— What the task asks —
Copy out the lines of the material word for word, from the very first line through the line that contains "bar-2018 [507, 215, 518, 321]".

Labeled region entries
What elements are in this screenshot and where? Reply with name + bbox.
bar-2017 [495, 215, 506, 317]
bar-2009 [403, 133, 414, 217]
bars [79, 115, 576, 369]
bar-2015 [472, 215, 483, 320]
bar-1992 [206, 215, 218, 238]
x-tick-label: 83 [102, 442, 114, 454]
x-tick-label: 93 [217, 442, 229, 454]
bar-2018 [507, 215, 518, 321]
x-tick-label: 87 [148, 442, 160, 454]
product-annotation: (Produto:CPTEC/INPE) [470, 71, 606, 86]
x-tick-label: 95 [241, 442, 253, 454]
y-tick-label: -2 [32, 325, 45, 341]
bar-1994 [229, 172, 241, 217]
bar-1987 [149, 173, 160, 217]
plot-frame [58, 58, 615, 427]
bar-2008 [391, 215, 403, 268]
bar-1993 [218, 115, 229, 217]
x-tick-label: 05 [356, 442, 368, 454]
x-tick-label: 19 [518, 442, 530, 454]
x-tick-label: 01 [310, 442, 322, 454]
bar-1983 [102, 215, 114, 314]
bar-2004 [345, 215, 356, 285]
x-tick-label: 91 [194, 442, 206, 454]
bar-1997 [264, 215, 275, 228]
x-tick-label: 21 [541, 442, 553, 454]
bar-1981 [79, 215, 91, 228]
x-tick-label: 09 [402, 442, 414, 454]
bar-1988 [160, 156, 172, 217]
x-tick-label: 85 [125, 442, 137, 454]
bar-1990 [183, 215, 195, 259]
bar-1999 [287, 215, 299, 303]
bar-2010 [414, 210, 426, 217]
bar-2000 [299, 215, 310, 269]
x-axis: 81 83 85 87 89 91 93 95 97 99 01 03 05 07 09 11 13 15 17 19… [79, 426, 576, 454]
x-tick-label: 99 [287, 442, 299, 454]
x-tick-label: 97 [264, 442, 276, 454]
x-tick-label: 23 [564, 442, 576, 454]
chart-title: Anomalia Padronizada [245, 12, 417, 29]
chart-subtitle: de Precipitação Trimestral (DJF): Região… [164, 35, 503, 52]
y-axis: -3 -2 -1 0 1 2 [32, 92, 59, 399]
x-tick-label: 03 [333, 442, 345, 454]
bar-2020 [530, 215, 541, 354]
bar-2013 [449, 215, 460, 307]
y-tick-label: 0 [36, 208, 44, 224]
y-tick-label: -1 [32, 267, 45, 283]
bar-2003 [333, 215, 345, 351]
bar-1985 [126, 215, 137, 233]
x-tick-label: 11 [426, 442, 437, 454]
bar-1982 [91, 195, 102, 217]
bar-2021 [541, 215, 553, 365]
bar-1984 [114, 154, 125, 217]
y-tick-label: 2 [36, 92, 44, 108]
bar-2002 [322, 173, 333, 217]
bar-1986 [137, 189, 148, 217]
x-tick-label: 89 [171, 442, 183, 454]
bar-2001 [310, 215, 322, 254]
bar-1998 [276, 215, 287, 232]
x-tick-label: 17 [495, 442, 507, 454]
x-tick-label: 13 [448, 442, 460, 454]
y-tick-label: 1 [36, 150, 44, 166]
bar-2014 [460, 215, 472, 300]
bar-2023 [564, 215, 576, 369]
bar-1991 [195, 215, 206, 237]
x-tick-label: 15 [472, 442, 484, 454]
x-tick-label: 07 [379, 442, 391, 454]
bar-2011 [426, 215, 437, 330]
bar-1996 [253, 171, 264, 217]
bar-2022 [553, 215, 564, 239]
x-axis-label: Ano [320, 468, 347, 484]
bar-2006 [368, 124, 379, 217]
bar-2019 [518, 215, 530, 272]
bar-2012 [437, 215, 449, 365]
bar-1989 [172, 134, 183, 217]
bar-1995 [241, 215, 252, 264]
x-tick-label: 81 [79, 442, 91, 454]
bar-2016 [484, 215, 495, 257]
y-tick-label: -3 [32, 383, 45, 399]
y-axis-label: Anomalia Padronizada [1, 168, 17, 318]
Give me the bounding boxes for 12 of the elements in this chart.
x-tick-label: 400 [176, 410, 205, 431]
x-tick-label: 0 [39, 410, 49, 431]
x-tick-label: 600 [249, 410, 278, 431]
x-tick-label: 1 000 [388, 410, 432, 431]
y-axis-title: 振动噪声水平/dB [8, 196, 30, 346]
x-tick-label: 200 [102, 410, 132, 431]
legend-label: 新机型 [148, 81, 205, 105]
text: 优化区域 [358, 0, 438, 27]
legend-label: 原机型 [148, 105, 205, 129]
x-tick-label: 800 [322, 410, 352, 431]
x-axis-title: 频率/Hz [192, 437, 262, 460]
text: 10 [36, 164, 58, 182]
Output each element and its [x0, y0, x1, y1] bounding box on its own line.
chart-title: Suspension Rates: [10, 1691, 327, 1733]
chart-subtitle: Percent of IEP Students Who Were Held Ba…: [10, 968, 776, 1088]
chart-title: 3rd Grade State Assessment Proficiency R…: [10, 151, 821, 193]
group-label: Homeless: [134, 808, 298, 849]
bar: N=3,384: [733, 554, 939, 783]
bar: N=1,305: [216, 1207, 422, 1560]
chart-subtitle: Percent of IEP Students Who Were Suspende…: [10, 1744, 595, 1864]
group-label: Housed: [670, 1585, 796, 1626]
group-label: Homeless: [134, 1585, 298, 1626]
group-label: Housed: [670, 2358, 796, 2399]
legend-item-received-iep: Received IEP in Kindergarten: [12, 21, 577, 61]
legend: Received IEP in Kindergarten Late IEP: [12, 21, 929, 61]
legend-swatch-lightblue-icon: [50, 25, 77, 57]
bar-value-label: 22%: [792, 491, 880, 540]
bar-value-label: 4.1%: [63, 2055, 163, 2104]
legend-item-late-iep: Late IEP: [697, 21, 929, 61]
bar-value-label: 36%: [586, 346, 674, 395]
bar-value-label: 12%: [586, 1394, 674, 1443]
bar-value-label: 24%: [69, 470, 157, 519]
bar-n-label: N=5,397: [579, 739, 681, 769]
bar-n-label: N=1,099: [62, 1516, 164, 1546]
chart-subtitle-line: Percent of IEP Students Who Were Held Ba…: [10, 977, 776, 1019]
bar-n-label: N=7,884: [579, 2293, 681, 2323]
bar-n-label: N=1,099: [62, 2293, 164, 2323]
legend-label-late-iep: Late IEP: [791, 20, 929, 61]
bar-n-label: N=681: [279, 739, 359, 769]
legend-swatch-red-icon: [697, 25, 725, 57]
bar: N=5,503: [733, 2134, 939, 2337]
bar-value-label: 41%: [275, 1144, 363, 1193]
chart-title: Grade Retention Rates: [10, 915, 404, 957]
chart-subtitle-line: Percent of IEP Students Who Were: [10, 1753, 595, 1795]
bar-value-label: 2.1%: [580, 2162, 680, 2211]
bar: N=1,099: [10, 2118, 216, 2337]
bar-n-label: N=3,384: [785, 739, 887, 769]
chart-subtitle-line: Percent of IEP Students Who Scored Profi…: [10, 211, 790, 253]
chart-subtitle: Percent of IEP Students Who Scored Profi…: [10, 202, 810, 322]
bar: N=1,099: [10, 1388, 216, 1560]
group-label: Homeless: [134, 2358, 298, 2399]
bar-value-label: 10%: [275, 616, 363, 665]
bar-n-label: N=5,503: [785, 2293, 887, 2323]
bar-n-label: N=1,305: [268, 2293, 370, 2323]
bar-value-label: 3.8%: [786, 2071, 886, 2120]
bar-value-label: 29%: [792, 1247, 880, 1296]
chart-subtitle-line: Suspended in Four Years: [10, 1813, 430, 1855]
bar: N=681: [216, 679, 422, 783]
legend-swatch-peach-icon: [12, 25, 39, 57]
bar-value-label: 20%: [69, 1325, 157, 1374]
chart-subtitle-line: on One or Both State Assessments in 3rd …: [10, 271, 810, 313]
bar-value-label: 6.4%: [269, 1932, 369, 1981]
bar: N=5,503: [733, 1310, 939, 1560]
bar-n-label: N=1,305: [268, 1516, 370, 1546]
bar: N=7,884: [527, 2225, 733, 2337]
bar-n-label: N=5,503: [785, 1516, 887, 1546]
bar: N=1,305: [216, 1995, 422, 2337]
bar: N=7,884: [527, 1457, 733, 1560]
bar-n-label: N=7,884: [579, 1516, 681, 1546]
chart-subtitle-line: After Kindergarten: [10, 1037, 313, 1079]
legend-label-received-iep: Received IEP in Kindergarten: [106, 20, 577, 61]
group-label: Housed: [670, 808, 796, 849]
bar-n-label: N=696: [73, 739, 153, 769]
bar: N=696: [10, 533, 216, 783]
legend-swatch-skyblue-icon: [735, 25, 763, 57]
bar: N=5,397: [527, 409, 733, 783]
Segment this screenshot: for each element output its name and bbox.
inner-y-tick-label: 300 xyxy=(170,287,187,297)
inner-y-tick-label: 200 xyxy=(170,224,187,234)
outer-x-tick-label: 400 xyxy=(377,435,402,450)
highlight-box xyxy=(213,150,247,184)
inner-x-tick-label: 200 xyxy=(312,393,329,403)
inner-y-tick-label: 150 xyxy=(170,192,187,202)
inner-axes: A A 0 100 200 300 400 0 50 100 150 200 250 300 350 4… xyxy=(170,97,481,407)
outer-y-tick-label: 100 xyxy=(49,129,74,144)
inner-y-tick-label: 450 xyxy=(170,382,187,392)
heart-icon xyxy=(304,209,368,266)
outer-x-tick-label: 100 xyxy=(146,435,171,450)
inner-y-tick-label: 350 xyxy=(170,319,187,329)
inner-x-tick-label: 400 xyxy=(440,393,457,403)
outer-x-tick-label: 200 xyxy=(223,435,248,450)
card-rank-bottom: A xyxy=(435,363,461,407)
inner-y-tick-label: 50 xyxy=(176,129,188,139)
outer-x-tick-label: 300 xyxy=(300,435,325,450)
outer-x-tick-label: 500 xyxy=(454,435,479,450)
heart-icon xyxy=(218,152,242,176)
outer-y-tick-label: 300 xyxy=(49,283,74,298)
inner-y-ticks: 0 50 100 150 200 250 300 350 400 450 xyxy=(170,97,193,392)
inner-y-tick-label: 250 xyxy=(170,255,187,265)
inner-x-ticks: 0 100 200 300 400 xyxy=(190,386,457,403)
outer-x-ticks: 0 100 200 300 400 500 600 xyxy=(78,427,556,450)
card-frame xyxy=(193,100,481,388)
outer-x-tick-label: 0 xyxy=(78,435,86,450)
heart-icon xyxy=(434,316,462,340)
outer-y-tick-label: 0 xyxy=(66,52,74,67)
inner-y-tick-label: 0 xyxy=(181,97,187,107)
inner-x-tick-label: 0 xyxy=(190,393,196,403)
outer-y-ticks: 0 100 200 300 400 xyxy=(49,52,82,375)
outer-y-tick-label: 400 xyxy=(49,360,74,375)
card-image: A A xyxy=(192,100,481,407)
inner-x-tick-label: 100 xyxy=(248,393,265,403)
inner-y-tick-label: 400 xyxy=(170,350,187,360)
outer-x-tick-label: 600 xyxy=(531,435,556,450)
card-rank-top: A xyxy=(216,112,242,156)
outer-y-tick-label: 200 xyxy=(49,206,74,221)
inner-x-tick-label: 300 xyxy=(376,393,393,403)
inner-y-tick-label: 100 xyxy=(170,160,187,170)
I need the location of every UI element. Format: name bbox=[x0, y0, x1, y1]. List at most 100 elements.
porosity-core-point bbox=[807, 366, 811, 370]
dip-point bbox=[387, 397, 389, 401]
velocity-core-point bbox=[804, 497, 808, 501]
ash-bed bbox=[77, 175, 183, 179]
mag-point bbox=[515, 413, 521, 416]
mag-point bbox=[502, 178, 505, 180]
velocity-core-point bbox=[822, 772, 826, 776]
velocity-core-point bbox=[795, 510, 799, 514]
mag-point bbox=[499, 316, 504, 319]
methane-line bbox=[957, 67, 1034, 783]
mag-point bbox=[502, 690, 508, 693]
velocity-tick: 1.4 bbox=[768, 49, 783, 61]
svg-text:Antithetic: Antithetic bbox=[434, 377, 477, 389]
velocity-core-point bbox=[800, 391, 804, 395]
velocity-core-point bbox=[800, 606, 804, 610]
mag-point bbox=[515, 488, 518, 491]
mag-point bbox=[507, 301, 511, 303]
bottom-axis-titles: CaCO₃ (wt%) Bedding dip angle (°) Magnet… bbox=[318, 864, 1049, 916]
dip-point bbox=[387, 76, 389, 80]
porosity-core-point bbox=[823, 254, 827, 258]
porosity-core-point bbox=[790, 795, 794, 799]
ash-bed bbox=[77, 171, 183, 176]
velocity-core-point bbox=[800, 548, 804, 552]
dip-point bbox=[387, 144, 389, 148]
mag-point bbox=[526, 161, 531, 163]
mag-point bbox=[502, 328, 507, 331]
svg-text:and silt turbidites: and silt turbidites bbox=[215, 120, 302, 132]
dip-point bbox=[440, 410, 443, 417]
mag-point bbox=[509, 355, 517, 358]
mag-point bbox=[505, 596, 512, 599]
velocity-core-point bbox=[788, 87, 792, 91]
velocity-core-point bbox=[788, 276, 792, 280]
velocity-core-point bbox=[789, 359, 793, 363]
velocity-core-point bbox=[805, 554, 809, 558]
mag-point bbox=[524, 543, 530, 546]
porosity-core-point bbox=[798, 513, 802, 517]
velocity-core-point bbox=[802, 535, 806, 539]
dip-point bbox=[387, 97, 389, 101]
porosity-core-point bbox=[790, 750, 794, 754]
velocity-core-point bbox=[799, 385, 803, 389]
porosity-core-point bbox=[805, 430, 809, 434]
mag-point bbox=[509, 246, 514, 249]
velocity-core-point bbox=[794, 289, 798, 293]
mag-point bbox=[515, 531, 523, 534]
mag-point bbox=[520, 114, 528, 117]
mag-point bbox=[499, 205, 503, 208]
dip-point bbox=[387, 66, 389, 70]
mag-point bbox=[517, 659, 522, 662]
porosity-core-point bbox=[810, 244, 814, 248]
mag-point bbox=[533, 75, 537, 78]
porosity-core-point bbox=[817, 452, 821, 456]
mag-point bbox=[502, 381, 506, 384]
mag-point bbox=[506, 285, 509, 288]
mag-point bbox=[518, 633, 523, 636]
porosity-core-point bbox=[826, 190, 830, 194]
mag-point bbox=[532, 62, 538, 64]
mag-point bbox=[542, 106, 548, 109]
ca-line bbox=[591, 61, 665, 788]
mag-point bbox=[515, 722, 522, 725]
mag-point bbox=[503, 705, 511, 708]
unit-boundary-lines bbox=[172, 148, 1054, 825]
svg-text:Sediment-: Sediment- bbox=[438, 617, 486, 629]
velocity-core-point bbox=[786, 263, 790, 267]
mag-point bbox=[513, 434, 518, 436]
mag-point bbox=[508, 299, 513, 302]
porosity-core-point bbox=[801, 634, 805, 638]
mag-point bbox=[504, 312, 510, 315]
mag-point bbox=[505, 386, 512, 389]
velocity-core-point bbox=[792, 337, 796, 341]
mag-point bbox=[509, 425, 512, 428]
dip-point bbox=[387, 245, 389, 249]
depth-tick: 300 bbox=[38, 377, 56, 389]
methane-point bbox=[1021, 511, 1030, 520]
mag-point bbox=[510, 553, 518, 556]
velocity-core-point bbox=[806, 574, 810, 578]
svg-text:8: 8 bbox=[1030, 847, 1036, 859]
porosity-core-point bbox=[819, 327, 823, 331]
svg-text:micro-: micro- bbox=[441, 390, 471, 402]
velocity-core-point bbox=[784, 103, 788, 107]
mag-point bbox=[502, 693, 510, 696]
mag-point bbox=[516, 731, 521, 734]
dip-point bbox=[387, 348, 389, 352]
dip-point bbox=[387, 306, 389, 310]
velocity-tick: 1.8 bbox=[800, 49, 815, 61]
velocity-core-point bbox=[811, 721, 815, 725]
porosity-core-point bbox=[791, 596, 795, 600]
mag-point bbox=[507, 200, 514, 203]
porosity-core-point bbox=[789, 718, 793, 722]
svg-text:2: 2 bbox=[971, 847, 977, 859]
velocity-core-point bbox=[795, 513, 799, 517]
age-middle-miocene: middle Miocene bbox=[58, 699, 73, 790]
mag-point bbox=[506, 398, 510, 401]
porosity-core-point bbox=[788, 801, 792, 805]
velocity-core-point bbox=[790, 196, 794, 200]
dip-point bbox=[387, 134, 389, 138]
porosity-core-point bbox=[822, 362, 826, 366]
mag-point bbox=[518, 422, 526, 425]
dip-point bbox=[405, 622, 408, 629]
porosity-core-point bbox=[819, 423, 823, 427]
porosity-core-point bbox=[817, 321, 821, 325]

— Worked answer —
What elements are in this screenshot and where? Reply with name + bbox.
bar-2017 [495, 215, 506, 317]
bar-2009 [403, 133, 414, 217]
bars [79, 115, 576, 369]
bar-2015 [472, 215, 483, 320]
bar-1992 [206, 215, 218, 238]
x-tick-label: 83 [102, 442, 114, 454]
x-tick-label: 93 [217, 442, 229, 454]
bar-2018 [507, 215, 518, 321]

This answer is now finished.